Gather every line that includes the word "letter", please.
+ + + +
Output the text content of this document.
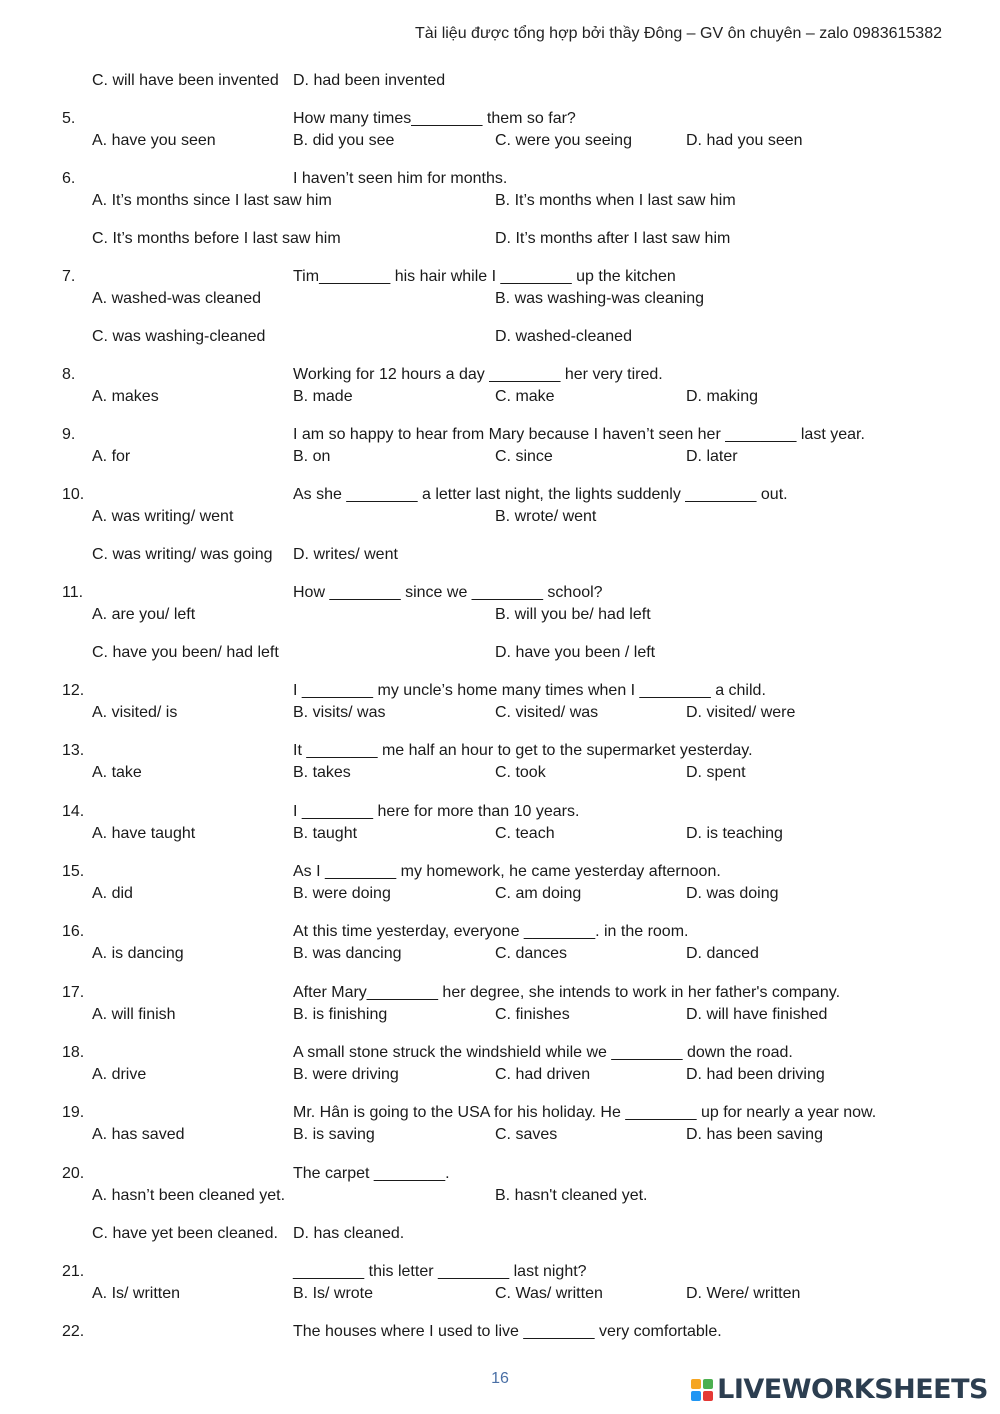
Tài liệu được tổng hợp bởi thầy Đông – GV ôn chuyên – zalo 0983615382
C. will have been invented D. had been invented
5.	How many times________ them so far?
A. have you seen	B. did you see	C. were you seeing	D. had you seen
6.	I haven’t seen him for months.
A. It’s months since I last saw him	B. It’s months when I last saw him
C. It’s months before I last saw him	D. It’s months after I last saw him
7.	Tim________ his hair while I ________ up the kitchen
A. washed-was cleaned	B. was washing-was cleaning
C. was washing-cleaned	D. washed-cleaned
8.	Working for 12 hours a day ________ her very tired.
A. makes	B. made	C. make	D. making
9.	I am so happy to hear from Mary because I haven’t seen her ________ last year.
A. for	B. on	C. since	D. later
10.	As she ________ a letter last night, the lights suddenly ________ out.
A. was writing/ went	B. wrote/ went
C. was writing/ was going D. writes/ went
11.	How ________ since we ________ school?
A. are you/ left	B. will you be/ had left
C. have you been/ had left	D. have you been / left
12.	I ________ my uncle’s home many times when I ________ a child.
A. visited/ is	B. visits/ was	C. visited/ was	D. visited/ were
13.	It ________ me half an hour to get to the supermarket yesterday.
A. take	B. takes	C. took	D. spent
14.	I ________ here for more than 10 years.
A. have taught	B. taught	C. teach	D. is teaching
15.	As I ________ my homework, he came yesterday afternoon.
A. did	B. were doing	C. am doing	D. was doing
16.	At this time yesterday, everyone ________. in the room.
A. is dancing	B. was dancing	C. dances	D. danced
17.	After Mary________ her degree, she intends to work in her father's company.
A. will finish	B. is finishing	C. finishes	D. will have finished
18.	A small stone struck the windshield while we ________ down the road.
A. drive	B. were driving	C. had driven	D. had been driving
19.	Mr. Hân is going to the USA for his holiday. He ________ up for nearly a year now.
A. has saved	B. is saving	C. saves	D. has been saving
20.	The carpet ________.
A. hasn’t been cleaned yet.	B. hasn't cleaned yet.
C. have yet been cleaned. D. has cleaned.
21.	________ this letter ________ last night?
A. Is/ written	B. Is/ wrote	C. Was/ written	D. Were/ written
22.	The houses where I used to live ________ very comfortable.
16	LIVEWORKSHEETS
+ + + +
- **TASK RESPONSE**
10.	As she ________ a letter last night, the lights suddenly ________ out.
21.	________ this letter ________ last night?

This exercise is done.